** WHAT IS ASKED **
Wherever the string "this" appears in a line, extract that line.

** RECORDED INFORMATION **
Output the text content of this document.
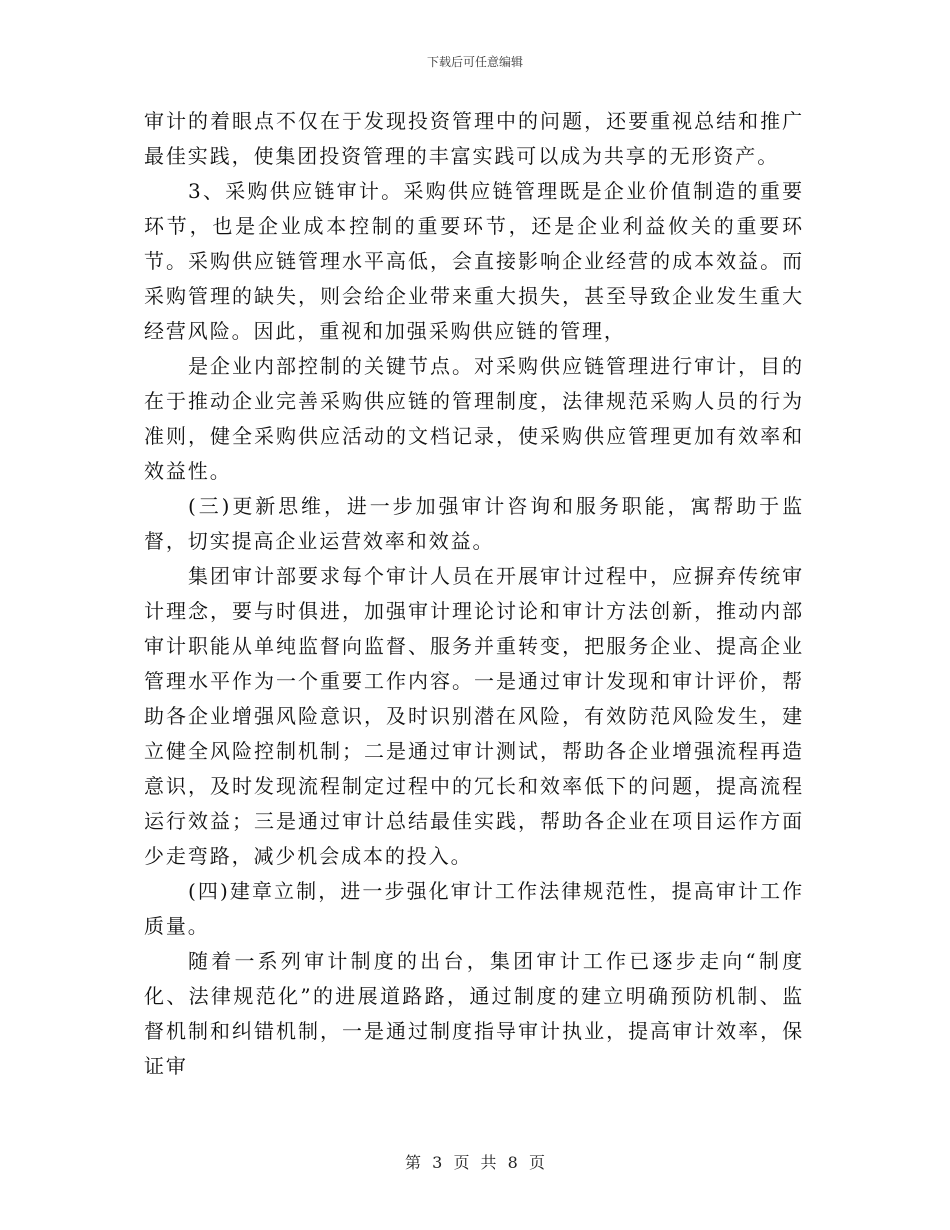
下载后可任意编辑

审计的着眼点不仅在于发现投资管理中的问题，还要重视总结和推广最佳实践，使集团投资管理的丰富实践可以成为共享的无形资产。

3、采购供应链审计。采购供应链管理既是企业价值制造的重要环节，也是企业成本控制的重要环节，还是企业利益攸关的重要环节。采购供应链管理水平高低，会直接影响企业经营的成本效益。而采购管理的缺失，则会给企业带来重大损失，甚至导致企业发生重大经营风险。因此，重视和加强采购供应链的管理，

是企业内部控制的关键节点。对采购供应链管理进行审计，目的在于推动企业完善采购供应链的管理制度，法律规范采购人员的行为准则，健全采购供应活动的文档记录，使采购供应管理更加有效率和效益性。

(三)更新思维，进一步加强审计咨询和服务职能，寓帮助于监督，切实提高企业运营效率和效益。

集团审计部要求每个审计人员在开展审计过程中，应摒弃传统审计理念，要与时俱进，加强审计理论讨论和审计方法创新，推动内部审计职能从单纯监督向监督、服务并重转变，把服务企业、提高企业管理水平作为一个重要工作内容。一是通过审计发现和审计评价，帮助各企业增强风险意识，及时识别潜在风险，有效防范风险发生，建立健全风险控制机制；二是通过审计测试，帮助各企业增强流程再造意识，及时发现流程制定过程中的冗长和效率低下的问题，提高流程运行效益；三是通过审计总结最佳实践，帮助各企业在项目运作方面少走弯路，减少机会成本的投入。

(四)建章立制，进一步强化审计工作法律规范性，提高审计工作质量。

随着一系列审计制度的出台，集团审计工作已逐步走向“制度化、法律规范化”的进展道路路，通过制度的建立明确预防机制、监督机制和纠错机制，一是通过制度指导审计执业，提高审计效率，保证审

第 3 页 共 8 页
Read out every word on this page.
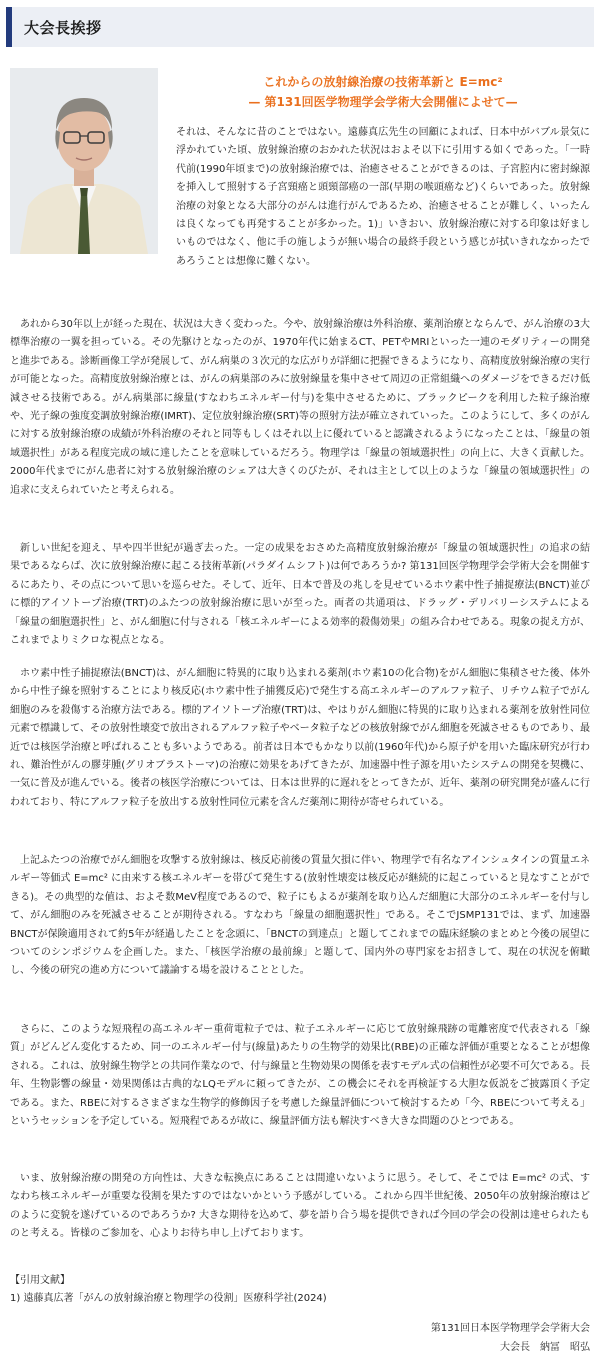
大会長挨拶
これからの放射線治療の技術革新と E=mc²
— 第131回医学物理学会学術大会開催によせて—

それは、そんなに昔のことではない。遠藤真広先生の回顧によれば、日本中がバブル景気に浮かれていた頃、放射線治療のおかれた状況はおよそ以下に引用する如くであった。「一時代前(1990年頃まで)の放射線治療では、治癒させることができるのは、子宮腔内に密封線源を挿入して照射する子宮頸癌と頭頸部癌の一部(早期の喉頭癌など)くらいであった。放射線治療の対象となる大部分のがんは進行がんであるため、治癒させることが難しく、いったんは良くなっても再発することが多かった。1)」いきおい、放射線治療に対する印象は好ましいものではなく、他に手の施しようが無い場合の最終手段という感じが拭いきれなかったであろうことは想像に難くない。

あれから30年以上が経った現在、状況は大きく変わった。今や、放射線治療は外科治療、薬剤治療とならんで、がん治療の3大標準治療の一翼を担っている。その先駆けとなったのが、1970年代に始まるCT、PETやMRIといった一連のモダリティーの開発と進歩である。診断画像工学が発展して、がん病巣の３次元的な広がりが詳細に把握できるようになり、高精度放射線治療の実行が可能となった。高精度放射線治療とは、がんの病巣部のみに放射線量を集中させて周辺の正常組織へのダメージをできるだけ低減させる技術である。がん病巣部に線量(すなわちエネルギー付与)を集中させるために、ブラックピークを利用した粒子線治療や、光子線の強度変調放射線治療(IMRT)、定位放射線治療(SRT)等の照射方法が確立されていった。このようにして、多くのがんに対する放射線治療の成績が外科治療のそれと同等もしくはそれ以上に優れていると認識されるようになったことは、「線量の領域選択性」がある程度完成の域に達したことを意味しているだろう。物理学は「線量の領域選択性」の向上に、大きく貢献した。2000年代までにがん患者に対する放射線治療のシェアは大きくのびたが、それは主として以上のような「線量の領域選択性」の追求に支えられていたと考えられる。

新しい世紀を迎え、早や四半世紀が過ぎ去った。一定の成果をおさめた高精度放射線治療が「線量の領域選択性」の追求の結果であるならば、次に放射線治療に起こる技術革新(パラダイムシフト)は何であろうか? 第131回医学物理学会学術大会を開催するにあたり、その点について思いを巡らせた。そして、近年、日本で普及の兆しを見せているホウ素中性子捕捉療法(BNCT)並びに標的アイソトープ治療(TRT)のふたつの放射線治療に思いが至った。両者の共通項は、ドラッグ・デリバリーシステムによる「線量の細胞選択性」と、がん細胞に付与される「核エネルギーによる効率的殺傷効果」の組み合わせである。現象の捉え方が、これまでよりミクロな視点となる。

ホウ素中性子捕捉療法(BNCT)は、がん細胞に特異的に取り込まれる薬剤(ホウ素10の化合物)をがん細胞に集積させた後、体外から中性子線を照射することにより核反応(ホウ素中性子捕獲反応)で発生する高エネルギーのアルファ粒子、リチウム粒子でがん細胞のみを殺傷する治療方法である。標的アイソトープ治療(TRT)は、やはりがん細胞に特異的に取り込まれる薬剤を放射性同位元素で標識して、その放射性壊変で放出されるアルファ粒子やベータ粒子などの核放射線でがん細胞を死滅させるものであり、最近では核医学治療と呼ばれることも多いようである。前者は日本でもかなり以前(1960年代)から原子炉を用いた臨床研究が行われ、難治性がんの膠芽腫(グリオブラストーマ)の治療に効果をあげてきたが、加速器中性子源を用いたシステムの開発を契機に、一気に普及が進んでいる。後者の核医学治療については、日本は世界的に遅れをとってきたが、近年、薬剤の研究開発が盛んに行われており、特にアルファ粒子を放出する放射性同位元素を含んだ薬剤に期待が寄せられている。

上記ふたつの治療でがん細胞を攻撃する放射線は、核反応前後の質量欠損に伴い、物理学で有名なアインシュタインの質量エネルギー等価式 E=mc² に由来する核エネルギーを帯びて発生する(放射性壊変は核反応が継続的に起こっていると見なすことができる)。その典型的な値は、およそ数MeV程度であるので、粒子にもよるが薬剤を取り込んだ細胞に大部分のエネルギーを付与して、がん細胞のみを死滅させることが期待される。すなわち「線量の細胞選択性」である。そこでJSMP131では、まず、加速器BNCTが保険適用されて約5年が経過したことを念頭に、「BNCTの到達点」と題してこれまでの臨床経験のまとめと今後の展望についてのシンポジウムを企画した。また、「核医学治療の最前線」と題して、国内外の専門家をお招きして、現在の状況を俯瞰し、今後の研究の進め方について議論する場を設けることとした。

さらに、このような短飛程の高エネルギー重荷電粒子では、粒子エネルギーに応じて放射線飛跡の電離密度で代表される「線質」がどんどん変化するため、同一のエネルギー付与(線量)あたりの生物学的効果比(RBE)の正確な評価が重要となることが想像される。これは、放射線生物学との共同作業なので、付与線量と生物効果の関係を表すモデル式の信頼性が必要不可欠である。長年、生物影響の線量・効果関係は古典的なLQモデルに頼ってきたが、この機会にそれを再検証する大胆な仮説をご披露頂く予定である。また、RBEに対するさまざまな生物学的修飾因子を考慮した線量評価について検討するため「今、RBEについて考える」というセッションを予定している。短飛程であるが故に、線量評価方法も解決すべき大きな問題のひとつである。

いま、放射線治療の開発の方向性は、大きな転換点にあることは間違いないように思う。そして、そこでは E=mc² の式、すなわち核エネルギーが重要な役割を果たすのではないかという予感がしている。これから四半世紀後、2050年の放射線治療はどのように変貌を遂げているのであろうか? 大きな期待を込めて、夢を語り合う場を提供できれば今回の学会の役割は達せられたものと考える。皆様のご参加を、心よりお待ち申し上げております。

【引用文献】
1) 遠藤真広著「がんの放射線治療と物理学の役割」医療科学社(2024)
第131回日本医学物理学会学術大会
大会長　納冨　昭弘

** REPLY **
Output the text content of this document.
Read out every word on this page.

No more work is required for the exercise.